------ Task material ------
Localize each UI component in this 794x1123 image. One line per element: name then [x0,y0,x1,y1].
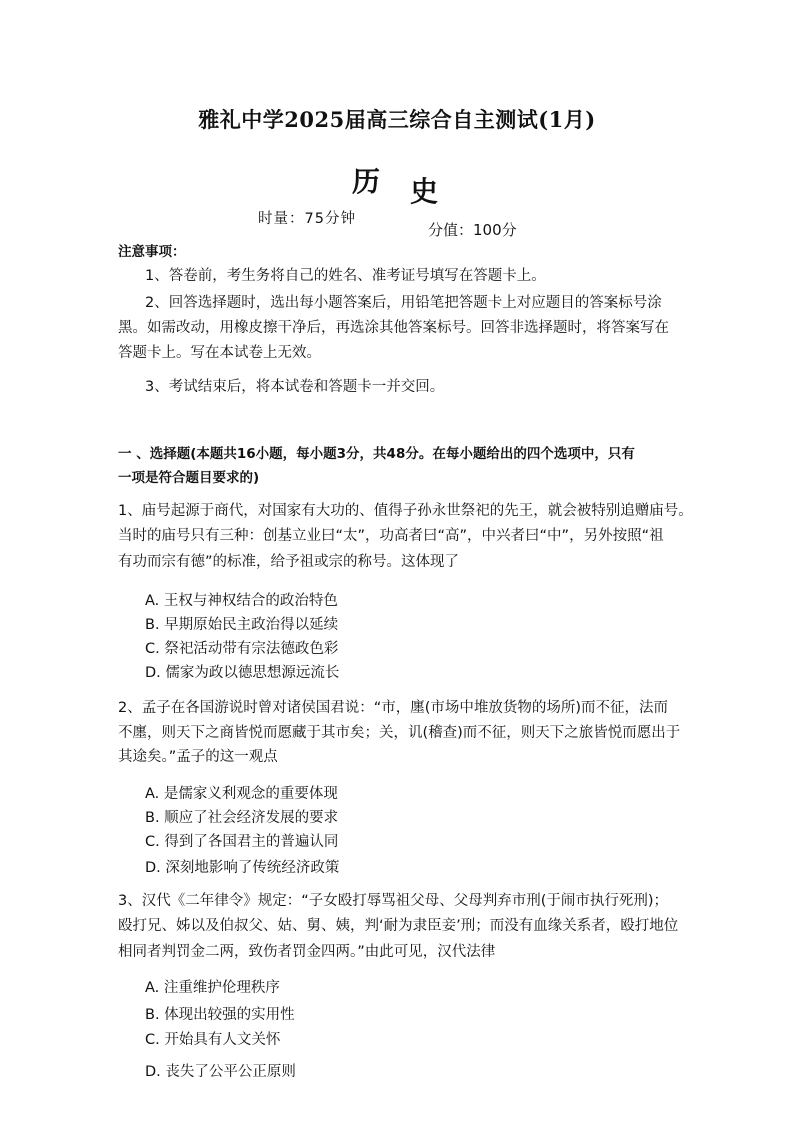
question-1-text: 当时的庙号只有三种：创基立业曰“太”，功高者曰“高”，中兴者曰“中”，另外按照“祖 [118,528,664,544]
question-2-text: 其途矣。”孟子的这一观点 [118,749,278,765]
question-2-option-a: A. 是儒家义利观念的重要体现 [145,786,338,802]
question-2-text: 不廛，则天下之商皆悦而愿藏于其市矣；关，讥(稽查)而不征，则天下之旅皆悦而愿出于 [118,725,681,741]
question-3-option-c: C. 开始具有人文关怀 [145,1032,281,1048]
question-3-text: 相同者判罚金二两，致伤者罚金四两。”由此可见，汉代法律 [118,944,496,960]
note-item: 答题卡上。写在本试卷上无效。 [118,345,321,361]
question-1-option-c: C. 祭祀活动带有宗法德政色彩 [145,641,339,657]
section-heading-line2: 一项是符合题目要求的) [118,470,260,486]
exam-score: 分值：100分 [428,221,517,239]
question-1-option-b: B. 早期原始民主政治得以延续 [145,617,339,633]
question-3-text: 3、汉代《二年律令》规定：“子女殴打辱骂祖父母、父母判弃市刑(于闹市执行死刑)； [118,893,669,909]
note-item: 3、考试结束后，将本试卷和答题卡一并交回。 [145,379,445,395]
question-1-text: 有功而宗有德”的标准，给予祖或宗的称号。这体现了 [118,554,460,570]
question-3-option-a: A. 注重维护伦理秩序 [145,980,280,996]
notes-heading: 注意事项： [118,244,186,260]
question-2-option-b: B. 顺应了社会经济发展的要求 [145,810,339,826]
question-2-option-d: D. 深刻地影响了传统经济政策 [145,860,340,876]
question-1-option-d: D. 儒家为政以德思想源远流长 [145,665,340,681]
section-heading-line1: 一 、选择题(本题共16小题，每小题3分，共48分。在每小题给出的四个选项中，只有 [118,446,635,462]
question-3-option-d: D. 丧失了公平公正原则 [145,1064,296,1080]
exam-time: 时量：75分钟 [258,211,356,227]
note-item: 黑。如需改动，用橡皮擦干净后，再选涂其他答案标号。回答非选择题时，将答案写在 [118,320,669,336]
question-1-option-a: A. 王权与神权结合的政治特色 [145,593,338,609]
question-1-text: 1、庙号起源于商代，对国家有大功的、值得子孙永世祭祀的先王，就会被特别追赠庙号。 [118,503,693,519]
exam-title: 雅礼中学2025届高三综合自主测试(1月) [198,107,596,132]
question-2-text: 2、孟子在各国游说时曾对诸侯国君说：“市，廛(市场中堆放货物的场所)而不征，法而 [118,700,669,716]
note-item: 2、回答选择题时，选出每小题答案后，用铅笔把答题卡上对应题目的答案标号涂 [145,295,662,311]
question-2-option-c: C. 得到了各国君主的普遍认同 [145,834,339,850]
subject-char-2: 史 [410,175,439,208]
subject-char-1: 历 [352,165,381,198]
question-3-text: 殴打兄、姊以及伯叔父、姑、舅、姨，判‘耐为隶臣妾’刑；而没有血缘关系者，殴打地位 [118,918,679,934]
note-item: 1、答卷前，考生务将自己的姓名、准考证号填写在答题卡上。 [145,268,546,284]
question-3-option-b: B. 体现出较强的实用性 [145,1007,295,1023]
------
------ Task material ------
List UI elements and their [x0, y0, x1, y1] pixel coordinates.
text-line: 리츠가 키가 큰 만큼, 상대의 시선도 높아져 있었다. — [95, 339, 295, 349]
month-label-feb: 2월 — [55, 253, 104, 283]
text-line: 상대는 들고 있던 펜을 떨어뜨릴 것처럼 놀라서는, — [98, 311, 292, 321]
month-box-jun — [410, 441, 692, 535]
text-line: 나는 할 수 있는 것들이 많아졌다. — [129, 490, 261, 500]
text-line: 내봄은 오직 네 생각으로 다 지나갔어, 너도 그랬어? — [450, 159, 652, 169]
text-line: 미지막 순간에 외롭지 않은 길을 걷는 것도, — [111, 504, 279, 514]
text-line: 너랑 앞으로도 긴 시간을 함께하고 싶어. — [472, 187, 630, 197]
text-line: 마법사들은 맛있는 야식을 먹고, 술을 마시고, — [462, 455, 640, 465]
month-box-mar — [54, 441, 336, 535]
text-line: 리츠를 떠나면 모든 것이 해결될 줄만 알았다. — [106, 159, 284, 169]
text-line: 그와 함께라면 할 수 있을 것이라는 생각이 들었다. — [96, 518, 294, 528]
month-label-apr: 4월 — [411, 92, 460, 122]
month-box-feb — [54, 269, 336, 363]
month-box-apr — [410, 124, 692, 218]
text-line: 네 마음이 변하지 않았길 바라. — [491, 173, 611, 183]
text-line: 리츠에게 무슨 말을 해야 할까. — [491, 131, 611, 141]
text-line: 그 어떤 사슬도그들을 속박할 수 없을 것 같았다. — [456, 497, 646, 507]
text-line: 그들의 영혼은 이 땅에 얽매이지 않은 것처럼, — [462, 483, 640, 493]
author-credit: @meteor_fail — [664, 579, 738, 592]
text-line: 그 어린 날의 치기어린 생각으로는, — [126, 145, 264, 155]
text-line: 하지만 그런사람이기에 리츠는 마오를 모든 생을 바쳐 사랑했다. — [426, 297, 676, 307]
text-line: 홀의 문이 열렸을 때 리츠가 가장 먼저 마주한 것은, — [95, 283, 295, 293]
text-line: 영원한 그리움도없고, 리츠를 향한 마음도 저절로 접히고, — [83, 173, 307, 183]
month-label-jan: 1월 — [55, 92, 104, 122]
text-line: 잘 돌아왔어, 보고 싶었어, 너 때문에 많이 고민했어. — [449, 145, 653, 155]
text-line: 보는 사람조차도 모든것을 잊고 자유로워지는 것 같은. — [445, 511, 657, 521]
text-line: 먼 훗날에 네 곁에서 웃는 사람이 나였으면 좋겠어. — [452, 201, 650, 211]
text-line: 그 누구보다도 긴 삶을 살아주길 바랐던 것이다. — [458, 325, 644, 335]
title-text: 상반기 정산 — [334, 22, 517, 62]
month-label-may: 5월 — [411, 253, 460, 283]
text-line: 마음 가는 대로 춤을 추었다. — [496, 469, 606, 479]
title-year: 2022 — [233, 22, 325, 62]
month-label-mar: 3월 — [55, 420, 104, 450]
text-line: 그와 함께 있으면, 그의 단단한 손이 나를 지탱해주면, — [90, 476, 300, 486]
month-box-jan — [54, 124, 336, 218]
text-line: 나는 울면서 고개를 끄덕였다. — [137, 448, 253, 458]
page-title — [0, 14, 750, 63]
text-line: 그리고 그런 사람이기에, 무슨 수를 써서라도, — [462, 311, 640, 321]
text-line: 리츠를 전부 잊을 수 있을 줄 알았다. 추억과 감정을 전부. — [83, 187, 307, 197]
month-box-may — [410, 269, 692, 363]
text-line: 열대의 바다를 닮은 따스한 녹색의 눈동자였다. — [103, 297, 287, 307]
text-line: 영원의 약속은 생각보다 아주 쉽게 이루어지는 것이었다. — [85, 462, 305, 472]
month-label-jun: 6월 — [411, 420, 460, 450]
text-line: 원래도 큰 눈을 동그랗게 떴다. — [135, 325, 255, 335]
------
Exercise. Which lines of the material above contain the string "char"? Return every one of them in full.

Expected output.
subject-char-2: 史 [410,175,439,208]
subject-char-1: 历 [352,165,381,198]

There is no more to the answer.